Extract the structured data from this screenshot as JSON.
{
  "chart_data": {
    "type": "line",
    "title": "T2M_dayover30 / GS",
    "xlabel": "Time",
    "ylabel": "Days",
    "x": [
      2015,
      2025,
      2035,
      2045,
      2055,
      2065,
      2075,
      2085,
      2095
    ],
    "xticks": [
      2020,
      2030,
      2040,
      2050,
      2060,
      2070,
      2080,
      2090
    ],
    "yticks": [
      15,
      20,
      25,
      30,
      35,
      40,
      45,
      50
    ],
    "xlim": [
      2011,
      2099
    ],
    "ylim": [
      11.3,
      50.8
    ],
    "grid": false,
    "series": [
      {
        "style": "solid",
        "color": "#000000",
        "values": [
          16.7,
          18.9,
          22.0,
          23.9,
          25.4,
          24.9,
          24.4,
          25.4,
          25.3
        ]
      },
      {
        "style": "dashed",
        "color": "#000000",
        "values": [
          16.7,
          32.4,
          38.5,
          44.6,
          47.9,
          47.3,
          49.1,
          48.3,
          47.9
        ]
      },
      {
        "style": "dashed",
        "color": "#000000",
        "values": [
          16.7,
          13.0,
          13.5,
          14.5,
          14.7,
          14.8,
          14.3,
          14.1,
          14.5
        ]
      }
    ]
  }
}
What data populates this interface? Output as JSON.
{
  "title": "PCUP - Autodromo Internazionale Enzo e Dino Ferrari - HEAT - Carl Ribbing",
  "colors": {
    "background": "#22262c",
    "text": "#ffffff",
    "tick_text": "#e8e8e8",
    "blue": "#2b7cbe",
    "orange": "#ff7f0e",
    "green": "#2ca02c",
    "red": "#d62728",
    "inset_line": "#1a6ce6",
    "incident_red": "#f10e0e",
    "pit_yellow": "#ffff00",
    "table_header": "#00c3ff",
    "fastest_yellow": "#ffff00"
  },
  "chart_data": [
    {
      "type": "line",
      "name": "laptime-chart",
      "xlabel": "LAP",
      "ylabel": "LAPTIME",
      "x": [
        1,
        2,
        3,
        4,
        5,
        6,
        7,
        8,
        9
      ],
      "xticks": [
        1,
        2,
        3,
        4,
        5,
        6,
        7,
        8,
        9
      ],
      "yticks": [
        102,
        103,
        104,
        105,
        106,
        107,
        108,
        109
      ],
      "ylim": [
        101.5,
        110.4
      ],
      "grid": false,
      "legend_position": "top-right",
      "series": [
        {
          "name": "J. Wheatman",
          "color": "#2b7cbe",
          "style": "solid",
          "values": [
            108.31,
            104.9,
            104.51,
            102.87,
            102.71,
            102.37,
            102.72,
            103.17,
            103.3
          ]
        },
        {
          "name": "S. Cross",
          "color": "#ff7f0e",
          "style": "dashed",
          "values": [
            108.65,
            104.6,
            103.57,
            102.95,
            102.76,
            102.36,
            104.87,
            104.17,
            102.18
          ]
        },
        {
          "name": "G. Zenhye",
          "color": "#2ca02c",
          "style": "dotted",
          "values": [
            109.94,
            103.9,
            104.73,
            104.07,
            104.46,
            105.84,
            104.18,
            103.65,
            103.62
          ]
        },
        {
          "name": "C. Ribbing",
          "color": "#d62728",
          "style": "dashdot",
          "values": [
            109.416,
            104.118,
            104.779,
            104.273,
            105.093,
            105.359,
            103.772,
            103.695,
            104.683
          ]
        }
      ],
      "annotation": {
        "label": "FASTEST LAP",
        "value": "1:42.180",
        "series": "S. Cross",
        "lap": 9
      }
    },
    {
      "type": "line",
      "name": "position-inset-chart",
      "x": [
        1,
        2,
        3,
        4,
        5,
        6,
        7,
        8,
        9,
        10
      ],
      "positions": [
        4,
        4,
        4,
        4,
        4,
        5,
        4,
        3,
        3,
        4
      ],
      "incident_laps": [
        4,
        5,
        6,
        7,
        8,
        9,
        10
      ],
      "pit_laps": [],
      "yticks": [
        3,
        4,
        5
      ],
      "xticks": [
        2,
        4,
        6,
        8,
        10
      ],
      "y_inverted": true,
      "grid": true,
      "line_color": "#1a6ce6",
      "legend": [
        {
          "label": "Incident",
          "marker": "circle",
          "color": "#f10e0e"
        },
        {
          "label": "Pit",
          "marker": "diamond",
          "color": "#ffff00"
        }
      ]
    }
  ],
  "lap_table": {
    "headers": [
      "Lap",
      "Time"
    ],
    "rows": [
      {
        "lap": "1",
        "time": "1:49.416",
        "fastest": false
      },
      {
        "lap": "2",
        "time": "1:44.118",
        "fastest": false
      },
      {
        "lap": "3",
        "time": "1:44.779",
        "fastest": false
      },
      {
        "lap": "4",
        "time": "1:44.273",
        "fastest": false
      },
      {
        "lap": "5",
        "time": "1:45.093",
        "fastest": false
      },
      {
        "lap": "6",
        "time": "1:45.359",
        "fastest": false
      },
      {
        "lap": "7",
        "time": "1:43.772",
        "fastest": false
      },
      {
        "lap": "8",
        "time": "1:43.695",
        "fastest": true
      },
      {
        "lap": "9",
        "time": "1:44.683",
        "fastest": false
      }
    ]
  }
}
:::::
_THE REQUEST_:
Give back the whole listing, word for word.

_EXERCISE OUTPUT_:
Extract the structured data from this screenshot as JSON.
{
  "chart_data": {
    "type": "line",
    "title": "T2M_dayover30 / GS",
    "xlabel": "Time",
    "ylabel": "Days",
    "x": [
      2015,
      2025,
      2035,
      2045,
      2055,
      2065,
      2075,
      2085,
      2095
    ],
    "xticks": [
      2020,
      2030,
      2040,
      2050,
      2060,
      2070,
      2080,
      2090
    ],
    "yticks": [
      15,
      20,
      25,
      30,
      35,
      40,
      45,
      50
    ],
    "xlim": [
      2011,
      2099
    ],
    "ylim": [
      11.3,
      50.8
    ],
    "grid": false,
    "series": [
      {
        "style": "solid",
        "color": "#000000",
        "values": [
          16.7,
          18.9,
          22.0,
          23.9,
          25.4,
          24.9,
          24.4,
          25.4,
          25.3
        ]
      },
      {
        "style": "dashed",
        "color": "#000000",
        "values": [
          16.7,
          32.4,
          38.5,
          44.6,
          47.9,
          47.3,
          49.1,
          48.3,
          47.9
        ]
      },
      {
        "style": "dashed",
        "color": "#000000",
        "values": [
          16.7,
          13.0,
          13.5,
          14.5,
          14.7,
          14.8,
          14.3,
          14.1,
          14.5
        ]
      }
    ]
  }
}
What data populates this interface? Output as JSON.
{
  "title": "PCUP - Autodromo Internazionale Enzo e Dino Ferrari - HEAT - Carl Ribbing",
  "colors": {
    "background": "#22262c",
    "text": "#ffffff",
    "tick_text": "#e8e8e8",
    "blue": "#2b7cbe",
    "orange": "#ff7f0e",
    "green": "#2ca02c",
    "red": "#d62728",
    "inset_line": "#1a6ce6",
    "incident_red": "#f10e0e",
    "pit_yellow": "#ffff00",
    "table_header": "#00c3ff",
    "fastest_yellow": "#ffff00"
  },
  "chart_data": [
    {
      "type": "line",
      "name": "laptime-chart",
      "xlabel": "LAP",
      "ylabel": "LAPTIME",
      "x": [
        1,
        2,
        3,
        4,
        5,
        6,
        7,
        8,
        9
      ],
      "xticks": [
        1,
        2,
        3,
        4,
        5,
        6,
        7,
        8,
        9
      ],
      "yticks": [
        102,
        103,
        104,
        105,
        106,
        107,
        108,
        109
      ],
      "ylim": [
        101.5,
        110.4
      ],
      "grid": false,
      "legend_position": "top-right",
      "series": [
        {
          "name": "J. Wheatman",
          "color": "#2b7cbe",
          "style": "solid",
          "values": [
            108.31,
            104.9,
            104.51,
            102.87,
            102.71,
            102.37,
            102.72,
            103.17,
            103.3
          ]
        },
        {
          "name": "S. Cross",
          "color": "#ff7f0e",
          "style": "dashed",
          "values": [
            108.65,
            104.6,
            103.57,
            102.95,
            102.76,
            102.36,
            104.87,
            104.17,
            102.18
          ]
        },
        {
          "name": "G. Zenhye",
          "color": "#2ca02c",
          "style": "dotted",
          "values": [
            109.94,
            103.9,
            104.73,
            104.07,
            104.46,
            105.84,
            104.18,
            103.65,
            103.62
          ]
        },
        {
          "name": "C. Ribbing",
          "color": "#d62728",
          "style": "dashdot",
          "values": [
            109.416,
            104.118,
            104.779,
            104.273,
            105.093,
            105.359,
            103.772,
            103.695,
            104.683
          ]
        }
      ],
      "annotation": {
        "label": "FASTEST LAP",
        "value": "1:42.180",
        "series": "S. Cross",
        "lap": 9
      }
    },
    {
      "type": "line",
      "name": "position-inset-chart",
      "x": [
        1,
        2,
        3,
        4,
        5,
        6,
        7,
        8,
        9,
        10
      ],
      "positions": [
        4,
        4,
        4,
        4,
        4,
        5,
        4,
        3,
        3,
        4
      ],
      "incident_laps": [
        4,
        5,
        6,
        7,
        8,
        9,
        10
      ],
      "pit_laps": [],
      "yticks": [
        3,
        4,
        5
      ],
      "xticks": [
        2,
        4,
        6,
        8,
        10
      ],
      "y_inverted": true,
      "grid": true,
      "line_color": "#1a6ce6",
      "legend": [
        {
          "label": "Incident",
          "marker": "circle",
          "color": "#f10e0e"
        },
        {
          "label": "Pit",
          "marker": "diamond",
          "color": "#ffff00"
        }
      ]
    }
  ],
  "lap_table": {
    "headers": [
      "Lap",
      "Time"
    ],
    "rows": [
      {
        "lap": "1",
        "time": "1:49.416",
        "fastest": false
      },
      {
        "lap": "2",
        "time": "1:44.118",
        "fastest": false
      },
      {
        "lap": "3",
        "time": "1:44.779",
        "fastest": false
      },
      {
        "lap": "4",
        "time": "1:44.273",
        "fastest": false
      },
      {
        "lap": "5",
        "time": "1:45.093",
        "fastest": false
      },
      {
        "lap": "6",
        "time": "1:45.359",
        "fastest": false
      },
      {
        "lap": "7",
        "time": "1:43.772",
        "fastest": false
      },
      {
        "lap": "8",
        "time": "1:43.695",
        "fastest": true
      },
      {
        "lap": "9",
        "time": "1:44.683",
        "fastest": false
      }
    ]
  }
}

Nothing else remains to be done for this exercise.